For every line in the data below that contains "tone", copy the line.

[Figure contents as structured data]
- - -
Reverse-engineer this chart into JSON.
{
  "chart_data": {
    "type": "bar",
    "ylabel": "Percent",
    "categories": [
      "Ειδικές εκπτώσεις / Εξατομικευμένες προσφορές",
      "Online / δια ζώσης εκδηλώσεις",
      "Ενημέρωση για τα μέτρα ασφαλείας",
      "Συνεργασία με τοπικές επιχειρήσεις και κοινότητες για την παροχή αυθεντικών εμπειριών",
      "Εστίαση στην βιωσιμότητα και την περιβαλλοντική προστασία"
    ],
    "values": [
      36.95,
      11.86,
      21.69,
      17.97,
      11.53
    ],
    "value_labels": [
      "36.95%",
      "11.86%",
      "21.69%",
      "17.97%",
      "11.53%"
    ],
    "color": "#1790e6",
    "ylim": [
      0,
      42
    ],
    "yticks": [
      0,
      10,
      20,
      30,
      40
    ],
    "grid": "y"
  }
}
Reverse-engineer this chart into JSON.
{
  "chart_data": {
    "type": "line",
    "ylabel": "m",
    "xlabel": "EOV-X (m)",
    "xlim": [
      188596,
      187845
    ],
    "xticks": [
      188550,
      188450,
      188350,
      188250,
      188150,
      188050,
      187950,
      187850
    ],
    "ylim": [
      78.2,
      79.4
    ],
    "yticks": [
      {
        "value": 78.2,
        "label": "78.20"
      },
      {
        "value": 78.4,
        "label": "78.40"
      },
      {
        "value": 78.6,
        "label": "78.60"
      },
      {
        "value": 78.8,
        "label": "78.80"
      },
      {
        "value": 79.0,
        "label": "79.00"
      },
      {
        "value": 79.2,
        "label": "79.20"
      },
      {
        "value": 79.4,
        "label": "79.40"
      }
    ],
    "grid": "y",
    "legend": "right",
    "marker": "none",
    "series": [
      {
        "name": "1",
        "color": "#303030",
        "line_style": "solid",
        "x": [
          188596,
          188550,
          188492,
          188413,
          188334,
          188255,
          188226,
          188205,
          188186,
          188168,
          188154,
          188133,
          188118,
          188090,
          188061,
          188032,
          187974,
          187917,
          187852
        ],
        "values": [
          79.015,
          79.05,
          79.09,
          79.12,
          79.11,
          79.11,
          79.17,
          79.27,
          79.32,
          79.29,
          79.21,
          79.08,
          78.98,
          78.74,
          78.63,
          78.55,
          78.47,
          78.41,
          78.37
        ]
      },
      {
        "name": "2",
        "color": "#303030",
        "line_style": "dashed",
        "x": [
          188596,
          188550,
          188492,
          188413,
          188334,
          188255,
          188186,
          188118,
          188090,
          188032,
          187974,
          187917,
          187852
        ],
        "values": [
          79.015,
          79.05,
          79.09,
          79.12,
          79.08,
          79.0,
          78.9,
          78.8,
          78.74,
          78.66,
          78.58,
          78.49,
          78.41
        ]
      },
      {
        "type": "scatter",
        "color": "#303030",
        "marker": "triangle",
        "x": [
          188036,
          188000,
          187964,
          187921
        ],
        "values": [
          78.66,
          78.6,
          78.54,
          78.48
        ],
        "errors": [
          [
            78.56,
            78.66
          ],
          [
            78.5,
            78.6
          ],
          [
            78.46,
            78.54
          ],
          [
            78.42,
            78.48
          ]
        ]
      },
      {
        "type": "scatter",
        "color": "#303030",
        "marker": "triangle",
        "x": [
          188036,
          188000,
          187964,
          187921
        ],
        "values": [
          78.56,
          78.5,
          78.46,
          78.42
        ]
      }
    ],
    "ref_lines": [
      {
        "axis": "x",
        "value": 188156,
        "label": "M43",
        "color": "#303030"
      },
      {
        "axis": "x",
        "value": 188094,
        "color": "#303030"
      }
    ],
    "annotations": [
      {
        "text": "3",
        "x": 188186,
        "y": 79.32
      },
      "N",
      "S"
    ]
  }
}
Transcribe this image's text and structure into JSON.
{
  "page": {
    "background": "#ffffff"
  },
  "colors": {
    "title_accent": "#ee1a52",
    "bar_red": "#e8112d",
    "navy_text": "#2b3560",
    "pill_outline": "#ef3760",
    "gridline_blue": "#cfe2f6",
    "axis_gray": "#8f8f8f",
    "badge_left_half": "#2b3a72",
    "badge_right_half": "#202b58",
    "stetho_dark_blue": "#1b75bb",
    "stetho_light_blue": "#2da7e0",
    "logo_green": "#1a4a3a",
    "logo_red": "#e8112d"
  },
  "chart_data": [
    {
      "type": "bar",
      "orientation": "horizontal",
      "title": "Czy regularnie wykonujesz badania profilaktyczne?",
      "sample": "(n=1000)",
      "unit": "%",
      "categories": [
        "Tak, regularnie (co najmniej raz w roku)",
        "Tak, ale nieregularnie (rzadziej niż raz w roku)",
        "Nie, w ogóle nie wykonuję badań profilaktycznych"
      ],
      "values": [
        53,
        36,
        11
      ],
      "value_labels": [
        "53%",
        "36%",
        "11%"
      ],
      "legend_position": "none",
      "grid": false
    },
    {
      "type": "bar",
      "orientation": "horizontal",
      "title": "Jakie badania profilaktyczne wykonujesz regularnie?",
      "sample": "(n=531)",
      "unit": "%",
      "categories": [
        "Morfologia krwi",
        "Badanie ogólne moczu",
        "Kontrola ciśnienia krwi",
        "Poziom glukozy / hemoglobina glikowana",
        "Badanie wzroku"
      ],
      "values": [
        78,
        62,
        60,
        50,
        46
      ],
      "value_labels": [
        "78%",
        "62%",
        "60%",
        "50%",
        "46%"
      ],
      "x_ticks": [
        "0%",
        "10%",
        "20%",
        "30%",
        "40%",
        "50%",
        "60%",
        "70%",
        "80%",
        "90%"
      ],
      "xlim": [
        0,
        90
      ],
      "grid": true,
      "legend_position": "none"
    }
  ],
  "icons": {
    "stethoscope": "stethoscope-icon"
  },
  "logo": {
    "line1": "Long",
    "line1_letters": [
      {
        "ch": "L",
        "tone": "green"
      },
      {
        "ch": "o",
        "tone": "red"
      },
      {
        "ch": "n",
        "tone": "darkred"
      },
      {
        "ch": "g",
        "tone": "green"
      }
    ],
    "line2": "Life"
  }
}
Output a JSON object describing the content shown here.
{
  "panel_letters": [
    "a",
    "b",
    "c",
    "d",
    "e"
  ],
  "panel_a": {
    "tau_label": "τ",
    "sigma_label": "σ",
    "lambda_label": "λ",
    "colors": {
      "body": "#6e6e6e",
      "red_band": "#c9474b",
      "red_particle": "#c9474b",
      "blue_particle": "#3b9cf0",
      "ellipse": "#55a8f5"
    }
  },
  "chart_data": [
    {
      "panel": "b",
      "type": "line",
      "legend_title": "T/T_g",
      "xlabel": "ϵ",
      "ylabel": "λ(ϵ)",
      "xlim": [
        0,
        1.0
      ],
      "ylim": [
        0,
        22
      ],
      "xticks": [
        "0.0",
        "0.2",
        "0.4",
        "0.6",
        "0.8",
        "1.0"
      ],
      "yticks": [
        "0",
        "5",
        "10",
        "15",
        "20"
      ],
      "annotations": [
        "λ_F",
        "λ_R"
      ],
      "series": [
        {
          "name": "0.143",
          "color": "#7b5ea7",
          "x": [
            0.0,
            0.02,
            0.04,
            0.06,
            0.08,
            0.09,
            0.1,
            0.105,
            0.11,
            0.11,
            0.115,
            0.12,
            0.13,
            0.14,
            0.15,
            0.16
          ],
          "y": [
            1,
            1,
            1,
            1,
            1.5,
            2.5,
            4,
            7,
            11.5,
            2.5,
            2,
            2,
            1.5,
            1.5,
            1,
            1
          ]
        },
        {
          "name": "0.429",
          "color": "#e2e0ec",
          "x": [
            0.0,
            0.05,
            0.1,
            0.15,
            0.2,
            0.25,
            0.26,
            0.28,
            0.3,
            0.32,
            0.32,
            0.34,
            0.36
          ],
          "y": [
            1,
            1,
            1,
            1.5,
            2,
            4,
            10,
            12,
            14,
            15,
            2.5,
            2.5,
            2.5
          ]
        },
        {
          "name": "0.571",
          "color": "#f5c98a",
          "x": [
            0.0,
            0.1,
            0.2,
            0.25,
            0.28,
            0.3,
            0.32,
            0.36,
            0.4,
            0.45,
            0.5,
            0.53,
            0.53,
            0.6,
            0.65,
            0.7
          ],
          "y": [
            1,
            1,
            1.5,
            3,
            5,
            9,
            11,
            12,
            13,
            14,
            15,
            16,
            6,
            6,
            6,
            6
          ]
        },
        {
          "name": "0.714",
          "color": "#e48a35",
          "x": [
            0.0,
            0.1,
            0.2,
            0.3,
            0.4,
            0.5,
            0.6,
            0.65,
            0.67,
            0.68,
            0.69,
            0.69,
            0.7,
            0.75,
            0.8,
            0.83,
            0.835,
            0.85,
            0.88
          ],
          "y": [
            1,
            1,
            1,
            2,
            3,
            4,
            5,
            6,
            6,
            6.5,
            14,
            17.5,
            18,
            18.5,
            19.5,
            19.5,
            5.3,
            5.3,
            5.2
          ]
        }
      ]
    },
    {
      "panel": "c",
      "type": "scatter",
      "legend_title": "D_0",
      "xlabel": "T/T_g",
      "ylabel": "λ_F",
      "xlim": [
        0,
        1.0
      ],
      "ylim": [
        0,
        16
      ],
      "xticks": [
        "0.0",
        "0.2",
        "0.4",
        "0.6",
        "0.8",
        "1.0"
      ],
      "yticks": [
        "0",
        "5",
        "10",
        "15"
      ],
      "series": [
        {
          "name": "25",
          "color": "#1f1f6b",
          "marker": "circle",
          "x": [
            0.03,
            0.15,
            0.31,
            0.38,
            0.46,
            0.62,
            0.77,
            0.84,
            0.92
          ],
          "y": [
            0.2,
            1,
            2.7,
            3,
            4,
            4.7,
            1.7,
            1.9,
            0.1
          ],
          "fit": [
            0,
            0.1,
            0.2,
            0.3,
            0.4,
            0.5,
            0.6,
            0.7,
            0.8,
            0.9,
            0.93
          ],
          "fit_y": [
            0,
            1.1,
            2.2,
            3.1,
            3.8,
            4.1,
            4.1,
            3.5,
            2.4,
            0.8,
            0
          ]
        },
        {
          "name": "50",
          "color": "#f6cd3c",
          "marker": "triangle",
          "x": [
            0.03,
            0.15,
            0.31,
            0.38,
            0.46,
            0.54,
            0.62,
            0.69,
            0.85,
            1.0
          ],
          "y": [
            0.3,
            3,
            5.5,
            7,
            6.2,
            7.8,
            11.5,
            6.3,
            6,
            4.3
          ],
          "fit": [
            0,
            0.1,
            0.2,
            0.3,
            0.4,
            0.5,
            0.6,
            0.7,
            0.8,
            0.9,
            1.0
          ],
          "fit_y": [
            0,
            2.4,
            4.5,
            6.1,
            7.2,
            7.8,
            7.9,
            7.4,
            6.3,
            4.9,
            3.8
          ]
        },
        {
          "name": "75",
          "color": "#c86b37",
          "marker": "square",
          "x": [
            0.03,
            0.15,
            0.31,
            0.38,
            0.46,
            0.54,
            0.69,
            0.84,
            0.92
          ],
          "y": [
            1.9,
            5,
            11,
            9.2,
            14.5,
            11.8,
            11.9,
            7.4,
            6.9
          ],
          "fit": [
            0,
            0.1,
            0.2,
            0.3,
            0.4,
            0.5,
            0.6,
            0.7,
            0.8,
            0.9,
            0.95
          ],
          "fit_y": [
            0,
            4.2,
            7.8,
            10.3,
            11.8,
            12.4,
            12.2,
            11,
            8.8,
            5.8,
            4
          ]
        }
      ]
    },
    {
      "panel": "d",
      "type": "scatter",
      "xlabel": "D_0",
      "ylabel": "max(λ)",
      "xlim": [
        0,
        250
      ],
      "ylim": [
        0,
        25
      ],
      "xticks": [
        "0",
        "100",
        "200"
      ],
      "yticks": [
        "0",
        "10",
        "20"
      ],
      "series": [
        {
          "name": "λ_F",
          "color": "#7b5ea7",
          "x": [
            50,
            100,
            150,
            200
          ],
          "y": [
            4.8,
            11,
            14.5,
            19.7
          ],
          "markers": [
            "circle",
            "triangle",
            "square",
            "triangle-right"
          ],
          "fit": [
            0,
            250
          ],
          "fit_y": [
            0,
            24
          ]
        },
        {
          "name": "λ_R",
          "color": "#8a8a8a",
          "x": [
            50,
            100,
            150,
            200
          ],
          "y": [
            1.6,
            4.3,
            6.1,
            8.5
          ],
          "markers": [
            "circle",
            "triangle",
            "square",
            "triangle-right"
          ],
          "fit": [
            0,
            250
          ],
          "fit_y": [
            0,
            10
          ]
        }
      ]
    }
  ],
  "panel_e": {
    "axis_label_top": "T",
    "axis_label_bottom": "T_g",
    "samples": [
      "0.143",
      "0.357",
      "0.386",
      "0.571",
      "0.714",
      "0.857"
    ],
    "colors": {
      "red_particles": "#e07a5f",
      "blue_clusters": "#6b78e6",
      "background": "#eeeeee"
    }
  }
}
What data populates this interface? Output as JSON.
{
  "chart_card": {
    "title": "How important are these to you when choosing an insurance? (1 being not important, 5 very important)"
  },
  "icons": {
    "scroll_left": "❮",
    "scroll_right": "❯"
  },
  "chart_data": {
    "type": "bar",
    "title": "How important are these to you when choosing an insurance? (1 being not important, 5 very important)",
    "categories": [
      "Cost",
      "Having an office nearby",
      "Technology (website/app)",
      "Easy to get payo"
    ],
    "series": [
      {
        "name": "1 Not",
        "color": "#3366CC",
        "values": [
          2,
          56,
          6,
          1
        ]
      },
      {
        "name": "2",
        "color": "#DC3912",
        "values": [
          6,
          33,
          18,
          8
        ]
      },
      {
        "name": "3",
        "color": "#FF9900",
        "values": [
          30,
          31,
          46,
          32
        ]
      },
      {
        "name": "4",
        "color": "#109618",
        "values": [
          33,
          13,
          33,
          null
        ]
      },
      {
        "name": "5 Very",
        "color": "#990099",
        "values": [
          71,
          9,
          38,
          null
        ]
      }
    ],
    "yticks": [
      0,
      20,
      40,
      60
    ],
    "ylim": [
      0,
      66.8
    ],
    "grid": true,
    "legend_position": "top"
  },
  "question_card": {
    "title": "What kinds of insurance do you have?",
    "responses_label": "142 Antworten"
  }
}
- - -
The answer:
        "tone": "green"
        "tone": "red"
        "tone": "darkred"
        "tone": "green"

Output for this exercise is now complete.